■ **Required task**
For each line that holds "Malaysia", copy the line out.
>> BEGIN Data supplied
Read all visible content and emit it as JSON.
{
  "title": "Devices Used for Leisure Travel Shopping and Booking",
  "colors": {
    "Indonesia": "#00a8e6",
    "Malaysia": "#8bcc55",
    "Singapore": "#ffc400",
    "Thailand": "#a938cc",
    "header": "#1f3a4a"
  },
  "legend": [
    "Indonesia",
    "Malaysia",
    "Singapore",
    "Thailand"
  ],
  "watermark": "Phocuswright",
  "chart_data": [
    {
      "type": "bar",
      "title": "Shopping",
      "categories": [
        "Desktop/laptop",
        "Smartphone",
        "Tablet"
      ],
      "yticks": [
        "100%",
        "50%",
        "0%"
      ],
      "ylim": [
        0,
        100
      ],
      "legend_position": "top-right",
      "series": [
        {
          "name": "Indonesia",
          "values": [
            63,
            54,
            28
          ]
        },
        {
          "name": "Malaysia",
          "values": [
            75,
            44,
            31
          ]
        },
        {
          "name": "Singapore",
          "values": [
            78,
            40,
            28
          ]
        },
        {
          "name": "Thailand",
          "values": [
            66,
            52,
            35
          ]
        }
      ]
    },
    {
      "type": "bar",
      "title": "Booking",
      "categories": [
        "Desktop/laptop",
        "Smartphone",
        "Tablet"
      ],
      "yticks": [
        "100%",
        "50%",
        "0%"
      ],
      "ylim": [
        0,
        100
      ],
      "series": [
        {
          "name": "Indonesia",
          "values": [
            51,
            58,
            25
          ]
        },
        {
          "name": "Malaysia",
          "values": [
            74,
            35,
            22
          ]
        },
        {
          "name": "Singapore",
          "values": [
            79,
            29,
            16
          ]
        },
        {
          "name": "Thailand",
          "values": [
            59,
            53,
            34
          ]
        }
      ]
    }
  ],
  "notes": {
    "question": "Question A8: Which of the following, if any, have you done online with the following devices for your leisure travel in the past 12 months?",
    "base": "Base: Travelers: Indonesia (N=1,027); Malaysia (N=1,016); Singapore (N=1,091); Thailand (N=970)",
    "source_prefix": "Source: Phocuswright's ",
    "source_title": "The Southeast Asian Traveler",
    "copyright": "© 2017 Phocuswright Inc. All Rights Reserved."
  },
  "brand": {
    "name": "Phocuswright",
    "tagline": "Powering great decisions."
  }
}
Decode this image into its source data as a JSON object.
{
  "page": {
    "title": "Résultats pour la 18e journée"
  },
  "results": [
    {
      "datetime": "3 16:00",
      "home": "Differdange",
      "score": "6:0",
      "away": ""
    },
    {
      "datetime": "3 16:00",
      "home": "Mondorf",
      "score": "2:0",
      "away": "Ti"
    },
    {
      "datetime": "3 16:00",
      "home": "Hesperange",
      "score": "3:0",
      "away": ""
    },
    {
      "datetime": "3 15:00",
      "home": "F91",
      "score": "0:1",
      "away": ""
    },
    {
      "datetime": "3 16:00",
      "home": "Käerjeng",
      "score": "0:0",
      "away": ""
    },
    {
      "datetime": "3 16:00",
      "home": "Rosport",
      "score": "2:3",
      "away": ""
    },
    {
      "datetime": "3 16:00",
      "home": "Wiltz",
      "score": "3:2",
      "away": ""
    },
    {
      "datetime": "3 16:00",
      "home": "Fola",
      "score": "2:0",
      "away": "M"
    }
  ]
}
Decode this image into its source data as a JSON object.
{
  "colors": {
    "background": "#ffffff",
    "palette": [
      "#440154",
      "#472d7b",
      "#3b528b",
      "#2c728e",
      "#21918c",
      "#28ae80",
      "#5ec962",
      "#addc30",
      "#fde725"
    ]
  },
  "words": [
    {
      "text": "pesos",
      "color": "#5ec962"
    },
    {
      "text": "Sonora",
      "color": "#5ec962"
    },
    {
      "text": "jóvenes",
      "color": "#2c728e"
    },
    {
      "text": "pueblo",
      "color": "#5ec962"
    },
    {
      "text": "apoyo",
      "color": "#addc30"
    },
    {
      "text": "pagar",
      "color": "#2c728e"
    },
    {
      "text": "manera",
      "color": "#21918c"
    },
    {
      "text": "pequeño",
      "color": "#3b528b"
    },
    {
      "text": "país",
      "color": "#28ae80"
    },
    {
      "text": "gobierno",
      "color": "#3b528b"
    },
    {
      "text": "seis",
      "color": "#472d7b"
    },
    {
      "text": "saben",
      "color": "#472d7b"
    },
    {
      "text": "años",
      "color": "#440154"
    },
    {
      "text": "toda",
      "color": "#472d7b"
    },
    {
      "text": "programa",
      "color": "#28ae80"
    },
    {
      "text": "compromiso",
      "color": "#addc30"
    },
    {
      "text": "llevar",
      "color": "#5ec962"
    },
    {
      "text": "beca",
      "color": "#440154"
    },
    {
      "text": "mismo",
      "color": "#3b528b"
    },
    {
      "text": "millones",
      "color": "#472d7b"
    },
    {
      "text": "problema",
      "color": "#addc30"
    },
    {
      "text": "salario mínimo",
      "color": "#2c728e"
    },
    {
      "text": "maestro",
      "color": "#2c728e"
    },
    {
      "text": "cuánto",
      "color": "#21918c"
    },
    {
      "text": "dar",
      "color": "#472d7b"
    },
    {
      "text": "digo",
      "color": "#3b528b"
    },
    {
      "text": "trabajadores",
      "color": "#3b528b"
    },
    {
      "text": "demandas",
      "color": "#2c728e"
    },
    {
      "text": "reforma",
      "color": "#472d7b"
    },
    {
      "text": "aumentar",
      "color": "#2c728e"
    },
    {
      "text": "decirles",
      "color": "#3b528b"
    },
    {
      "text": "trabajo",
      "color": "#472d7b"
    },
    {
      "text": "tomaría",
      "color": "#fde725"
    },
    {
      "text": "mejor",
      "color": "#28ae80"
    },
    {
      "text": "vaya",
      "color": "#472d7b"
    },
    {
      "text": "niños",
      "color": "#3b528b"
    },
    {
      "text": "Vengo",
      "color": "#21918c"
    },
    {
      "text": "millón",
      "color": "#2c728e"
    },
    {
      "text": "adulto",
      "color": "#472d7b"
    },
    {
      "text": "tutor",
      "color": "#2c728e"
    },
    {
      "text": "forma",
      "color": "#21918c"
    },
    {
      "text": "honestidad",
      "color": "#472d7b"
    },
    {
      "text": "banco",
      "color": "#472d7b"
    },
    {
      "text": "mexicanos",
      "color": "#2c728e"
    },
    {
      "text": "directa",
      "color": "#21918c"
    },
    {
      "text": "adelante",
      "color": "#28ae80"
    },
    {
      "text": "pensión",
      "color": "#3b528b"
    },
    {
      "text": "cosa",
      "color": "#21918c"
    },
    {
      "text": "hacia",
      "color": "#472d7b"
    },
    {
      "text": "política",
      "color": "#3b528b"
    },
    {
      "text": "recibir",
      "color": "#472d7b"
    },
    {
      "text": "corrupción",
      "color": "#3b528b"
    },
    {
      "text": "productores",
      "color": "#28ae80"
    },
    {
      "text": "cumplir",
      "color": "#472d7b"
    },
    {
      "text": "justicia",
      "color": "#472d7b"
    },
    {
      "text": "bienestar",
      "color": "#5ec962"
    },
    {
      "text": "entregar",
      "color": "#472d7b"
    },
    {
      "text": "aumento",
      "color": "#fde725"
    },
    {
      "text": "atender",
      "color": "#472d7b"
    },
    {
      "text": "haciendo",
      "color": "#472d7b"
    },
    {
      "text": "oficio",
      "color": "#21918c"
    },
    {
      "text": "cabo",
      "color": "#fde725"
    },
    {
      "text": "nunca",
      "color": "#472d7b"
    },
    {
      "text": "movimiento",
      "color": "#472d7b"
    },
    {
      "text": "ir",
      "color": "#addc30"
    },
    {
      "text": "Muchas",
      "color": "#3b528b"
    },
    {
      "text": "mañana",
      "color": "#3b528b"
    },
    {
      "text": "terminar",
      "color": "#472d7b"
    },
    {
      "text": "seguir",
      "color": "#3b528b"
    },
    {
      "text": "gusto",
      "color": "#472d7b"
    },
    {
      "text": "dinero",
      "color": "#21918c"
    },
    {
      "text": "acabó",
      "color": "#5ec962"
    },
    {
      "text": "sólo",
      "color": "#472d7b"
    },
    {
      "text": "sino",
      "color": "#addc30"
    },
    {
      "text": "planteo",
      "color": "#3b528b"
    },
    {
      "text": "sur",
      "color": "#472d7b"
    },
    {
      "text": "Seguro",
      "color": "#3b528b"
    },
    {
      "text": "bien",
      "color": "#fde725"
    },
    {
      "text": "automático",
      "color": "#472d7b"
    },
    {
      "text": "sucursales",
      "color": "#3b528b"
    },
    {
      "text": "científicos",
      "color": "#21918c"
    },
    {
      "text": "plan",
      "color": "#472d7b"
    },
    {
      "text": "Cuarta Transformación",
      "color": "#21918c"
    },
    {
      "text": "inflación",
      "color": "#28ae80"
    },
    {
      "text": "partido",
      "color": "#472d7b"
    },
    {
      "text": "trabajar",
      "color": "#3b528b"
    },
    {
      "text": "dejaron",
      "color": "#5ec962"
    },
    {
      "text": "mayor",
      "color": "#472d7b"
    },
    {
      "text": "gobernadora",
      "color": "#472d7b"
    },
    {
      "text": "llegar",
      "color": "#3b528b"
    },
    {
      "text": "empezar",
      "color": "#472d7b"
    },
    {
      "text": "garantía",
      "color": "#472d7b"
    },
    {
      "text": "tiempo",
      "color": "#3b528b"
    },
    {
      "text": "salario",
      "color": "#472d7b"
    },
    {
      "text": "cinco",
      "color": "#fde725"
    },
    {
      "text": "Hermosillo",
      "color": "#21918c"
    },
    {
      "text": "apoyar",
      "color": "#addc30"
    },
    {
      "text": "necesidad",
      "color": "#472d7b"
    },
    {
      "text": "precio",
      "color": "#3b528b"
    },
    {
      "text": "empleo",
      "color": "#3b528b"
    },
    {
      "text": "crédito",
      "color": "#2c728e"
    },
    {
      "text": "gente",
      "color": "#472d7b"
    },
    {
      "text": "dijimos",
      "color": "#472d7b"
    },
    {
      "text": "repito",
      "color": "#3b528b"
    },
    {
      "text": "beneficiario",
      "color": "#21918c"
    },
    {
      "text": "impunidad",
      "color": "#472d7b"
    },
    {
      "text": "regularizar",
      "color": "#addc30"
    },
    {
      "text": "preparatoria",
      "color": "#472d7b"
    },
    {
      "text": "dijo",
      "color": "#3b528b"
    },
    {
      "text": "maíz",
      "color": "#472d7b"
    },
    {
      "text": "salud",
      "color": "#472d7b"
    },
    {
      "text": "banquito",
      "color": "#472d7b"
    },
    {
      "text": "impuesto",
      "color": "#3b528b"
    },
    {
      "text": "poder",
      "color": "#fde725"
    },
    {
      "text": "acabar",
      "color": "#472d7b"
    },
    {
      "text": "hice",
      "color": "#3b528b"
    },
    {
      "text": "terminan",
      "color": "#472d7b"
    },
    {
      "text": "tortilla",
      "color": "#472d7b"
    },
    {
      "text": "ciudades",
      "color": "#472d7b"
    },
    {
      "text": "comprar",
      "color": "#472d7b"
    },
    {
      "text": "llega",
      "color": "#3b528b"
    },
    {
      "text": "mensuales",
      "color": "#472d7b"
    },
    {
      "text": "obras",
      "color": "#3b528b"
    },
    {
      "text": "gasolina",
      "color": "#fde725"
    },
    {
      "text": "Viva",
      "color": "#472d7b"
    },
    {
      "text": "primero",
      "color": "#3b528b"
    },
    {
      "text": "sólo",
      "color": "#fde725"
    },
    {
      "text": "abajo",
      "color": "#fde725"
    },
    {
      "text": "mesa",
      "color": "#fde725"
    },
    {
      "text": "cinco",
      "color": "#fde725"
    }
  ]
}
>> END Data supplied
■ **Final result**
    "Malaysia": "#8bcc55",
    "Malaysia",
          "name": "Malaysia",
          "name": "Malaysia",
    "base": "Base: Travelers: Indonesia (N=1,027); Malaysia (N=1,016); Singapore (N=1,091); Thailand (N=970)",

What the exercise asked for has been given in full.